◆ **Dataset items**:
=-=-=-=-=

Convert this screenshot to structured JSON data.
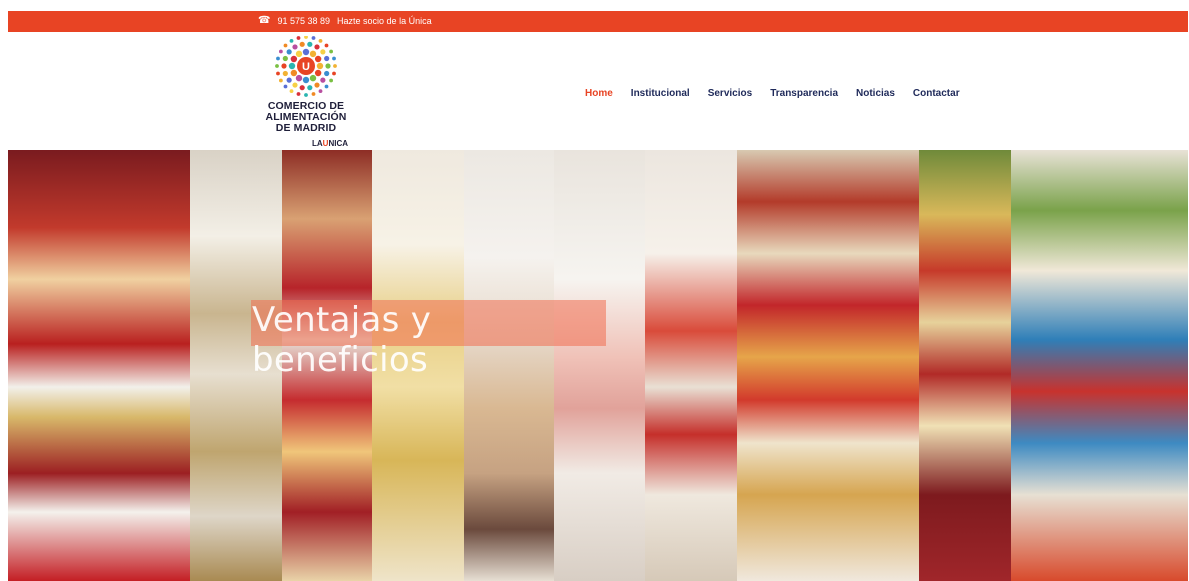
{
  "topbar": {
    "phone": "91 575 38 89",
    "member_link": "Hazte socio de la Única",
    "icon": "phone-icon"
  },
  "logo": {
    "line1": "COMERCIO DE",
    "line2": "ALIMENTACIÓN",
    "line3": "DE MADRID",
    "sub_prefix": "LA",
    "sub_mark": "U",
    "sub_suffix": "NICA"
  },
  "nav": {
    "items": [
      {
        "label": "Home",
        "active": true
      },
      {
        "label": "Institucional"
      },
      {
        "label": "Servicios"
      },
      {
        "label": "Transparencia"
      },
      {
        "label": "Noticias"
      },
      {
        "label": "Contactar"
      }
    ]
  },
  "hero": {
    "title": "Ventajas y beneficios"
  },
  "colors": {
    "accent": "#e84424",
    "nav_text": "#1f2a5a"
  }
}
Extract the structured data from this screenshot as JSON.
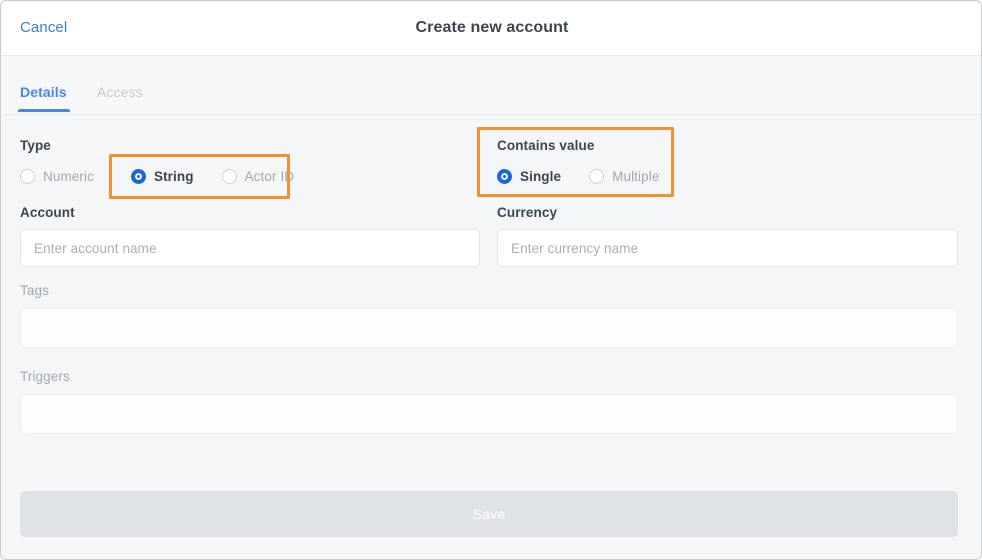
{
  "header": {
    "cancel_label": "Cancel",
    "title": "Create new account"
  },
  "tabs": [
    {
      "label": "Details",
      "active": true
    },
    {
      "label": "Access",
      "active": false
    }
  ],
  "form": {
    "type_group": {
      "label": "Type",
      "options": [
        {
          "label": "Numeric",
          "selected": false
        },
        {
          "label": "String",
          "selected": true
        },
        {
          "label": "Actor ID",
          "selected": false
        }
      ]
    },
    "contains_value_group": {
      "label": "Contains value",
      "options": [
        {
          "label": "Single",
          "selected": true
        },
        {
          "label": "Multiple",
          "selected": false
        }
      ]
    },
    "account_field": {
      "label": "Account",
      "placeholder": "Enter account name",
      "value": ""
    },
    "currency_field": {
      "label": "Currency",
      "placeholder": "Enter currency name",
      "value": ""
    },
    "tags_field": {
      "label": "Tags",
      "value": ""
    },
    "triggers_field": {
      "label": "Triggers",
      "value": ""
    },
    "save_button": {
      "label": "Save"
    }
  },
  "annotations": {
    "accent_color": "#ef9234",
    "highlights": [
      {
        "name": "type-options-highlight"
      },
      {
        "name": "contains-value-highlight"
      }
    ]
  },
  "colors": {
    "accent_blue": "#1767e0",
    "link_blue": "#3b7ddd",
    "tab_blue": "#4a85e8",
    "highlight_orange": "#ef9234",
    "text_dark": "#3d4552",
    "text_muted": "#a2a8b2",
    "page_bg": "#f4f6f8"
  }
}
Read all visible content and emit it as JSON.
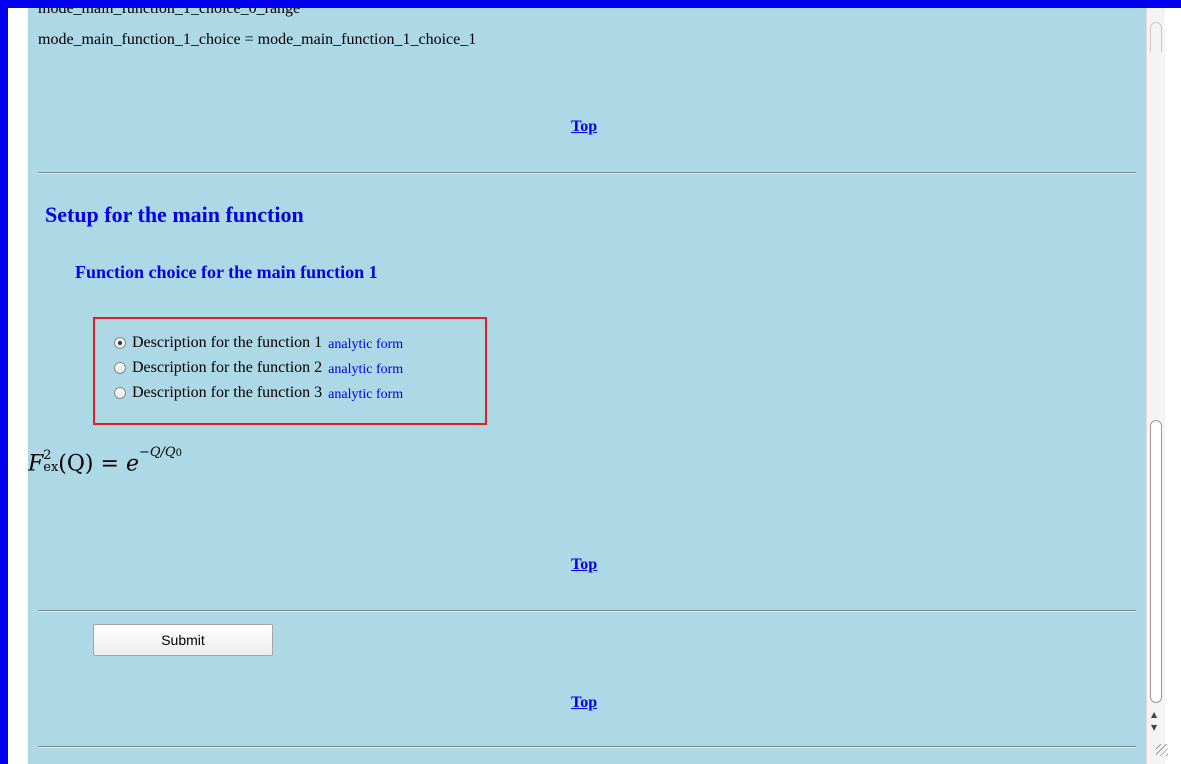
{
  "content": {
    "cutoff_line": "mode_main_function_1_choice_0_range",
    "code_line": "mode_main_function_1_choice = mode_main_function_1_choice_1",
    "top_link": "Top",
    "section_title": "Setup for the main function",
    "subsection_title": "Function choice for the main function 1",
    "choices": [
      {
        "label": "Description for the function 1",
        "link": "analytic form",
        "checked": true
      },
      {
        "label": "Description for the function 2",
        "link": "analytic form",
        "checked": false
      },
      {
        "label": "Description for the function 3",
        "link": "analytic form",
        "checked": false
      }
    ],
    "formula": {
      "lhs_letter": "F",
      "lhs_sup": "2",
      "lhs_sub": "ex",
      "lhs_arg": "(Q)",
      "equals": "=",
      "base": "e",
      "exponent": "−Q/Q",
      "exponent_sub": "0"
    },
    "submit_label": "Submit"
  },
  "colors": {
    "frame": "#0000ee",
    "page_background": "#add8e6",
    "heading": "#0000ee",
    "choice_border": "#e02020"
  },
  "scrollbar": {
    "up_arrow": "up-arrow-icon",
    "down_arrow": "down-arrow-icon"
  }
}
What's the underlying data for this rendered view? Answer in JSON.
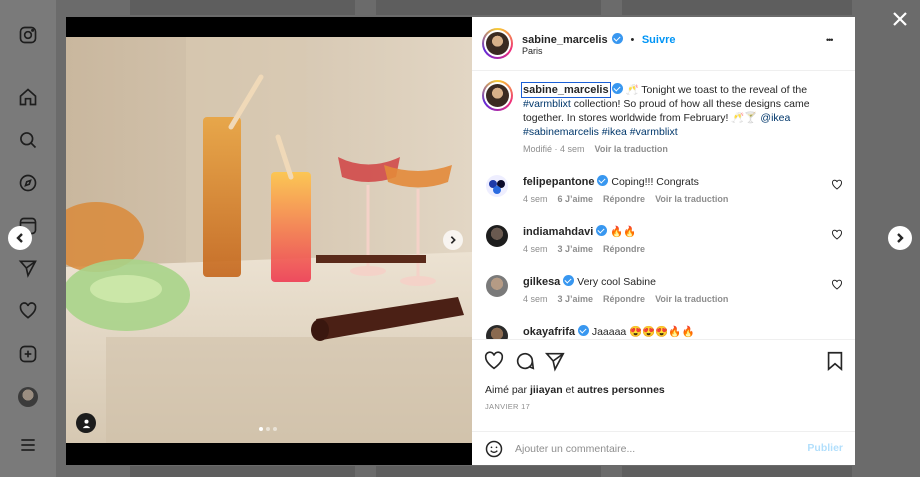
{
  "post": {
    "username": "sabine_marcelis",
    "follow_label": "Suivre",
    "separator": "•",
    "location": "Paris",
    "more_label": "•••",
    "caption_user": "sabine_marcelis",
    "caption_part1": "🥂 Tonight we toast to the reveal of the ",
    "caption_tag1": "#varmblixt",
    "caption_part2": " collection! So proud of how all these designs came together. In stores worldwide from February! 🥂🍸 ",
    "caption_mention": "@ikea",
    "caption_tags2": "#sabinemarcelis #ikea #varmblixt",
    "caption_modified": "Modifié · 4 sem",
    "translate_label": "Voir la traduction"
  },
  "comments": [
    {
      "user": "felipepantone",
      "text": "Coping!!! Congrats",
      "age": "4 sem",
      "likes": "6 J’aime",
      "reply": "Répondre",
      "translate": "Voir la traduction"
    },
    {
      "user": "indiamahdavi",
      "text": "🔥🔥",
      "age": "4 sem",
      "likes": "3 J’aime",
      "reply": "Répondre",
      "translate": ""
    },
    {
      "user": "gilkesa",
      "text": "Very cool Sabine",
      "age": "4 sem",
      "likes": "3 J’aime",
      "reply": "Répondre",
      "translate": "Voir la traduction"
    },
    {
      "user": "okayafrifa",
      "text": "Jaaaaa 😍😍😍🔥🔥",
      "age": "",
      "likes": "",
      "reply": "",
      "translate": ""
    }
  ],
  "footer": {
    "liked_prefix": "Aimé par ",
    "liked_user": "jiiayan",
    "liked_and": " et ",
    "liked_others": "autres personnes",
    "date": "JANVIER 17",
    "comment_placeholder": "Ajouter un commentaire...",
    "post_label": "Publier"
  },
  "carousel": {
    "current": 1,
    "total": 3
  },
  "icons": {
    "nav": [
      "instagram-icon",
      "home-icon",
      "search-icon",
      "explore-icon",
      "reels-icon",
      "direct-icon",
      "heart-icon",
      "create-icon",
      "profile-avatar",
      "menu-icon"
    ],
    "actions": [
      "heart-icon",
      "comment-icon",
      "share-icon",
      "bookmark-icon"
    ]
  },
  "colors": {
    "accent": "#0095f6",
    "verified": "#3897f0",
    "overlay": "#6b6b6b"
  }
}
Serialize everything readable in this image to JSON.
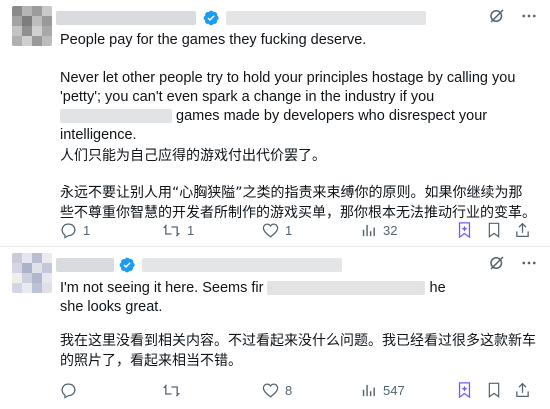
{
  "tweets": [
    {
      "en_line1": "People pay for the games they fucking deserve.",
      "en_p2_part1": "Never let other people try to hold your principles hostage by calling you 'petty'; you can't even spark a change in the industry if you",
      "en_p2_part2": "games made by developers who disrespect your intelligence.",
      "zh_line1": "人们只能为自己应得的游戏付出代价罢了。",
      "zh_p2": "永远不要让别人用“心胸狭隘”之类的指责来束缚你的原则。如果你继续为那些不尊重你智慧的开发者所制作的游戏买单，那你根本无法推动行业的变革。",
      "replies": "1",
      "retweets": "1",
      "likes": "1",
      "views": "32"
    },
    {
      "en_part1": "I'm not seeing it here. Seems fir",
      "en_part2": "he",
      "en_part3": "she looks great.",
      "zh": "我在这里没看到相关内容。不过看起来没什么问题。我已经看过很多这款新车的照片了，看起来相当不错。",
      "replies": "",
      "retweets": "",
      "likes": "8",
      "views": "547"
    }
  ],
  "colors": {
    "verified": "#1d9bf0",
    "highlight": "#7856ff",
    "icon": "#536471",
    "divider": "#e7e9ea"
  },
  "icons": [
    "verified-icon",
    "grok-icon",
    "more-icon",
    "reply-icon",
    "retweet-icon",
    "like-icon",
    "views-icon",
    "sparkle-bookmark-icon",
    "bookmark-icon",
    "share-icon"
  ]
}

=-=-=-=-=

◆ **PROBLEM STATEMENT**:
Output only the lines from the one that contains "Serialize everything readable" to the end of the entries above, both end lines included, and drop the pictures.

◆ **RESULT FOR THIS EXERCISE**:
Serialize everything readable in this image to JSON.
{
  "tweets": [
    {
      "en_line1": "People pay for the games they fucking deserve.",
      "en_p2_part1": "Never let other people try to hold your principles hostage by calling you 'petty'; you can't even spark a change in the industry if you",
      "en_p2_part2": "games made by developers who disrespect your intelligence.",
      "zh_line1": "人们只能为自己应得的游戏付出代价罢了。",
      "zh_p2": "永远不要让别人用“心胸狭隘”之类的指责来束缚你的原则。如果你继续为那些不尊重你智慧的开发者所制作的游戏买单，那你根本无法推动行业的变革。",
      "replies": "1",
      "retweets": "1",
      "likes": "1",
      "views": "32"
    },
    {
      "en_part1": "I'm not seeing it here. Seems fir",
      "en_part2": "he",
      "en_part3": "she looks great.",
      "zh": "我在这里没看到相关内容。不过看起来没什么问题。我已经看过很多这款新车的照片了，看起来相当不错。",
      "replies": "",
      "retweets": "",
      "likes": "8",
      "views": "547"
    }
  ],
  "colors": {
    "verified": "#1d9bf0",
    "highlight": "#7856ff",
    "icon": "#536471",
    "divider": "#e7e9ea"
  },
  "icons": [
    "verified-icon",
    "grok-icon",
    "more-icon",
    "reply-icon",
    "retweet-icon",
    "like-icon",
    "views-icon",
    "sparkle-bookmark-icon",
    "bookmark-icon",
    "share-icon"
  ]
}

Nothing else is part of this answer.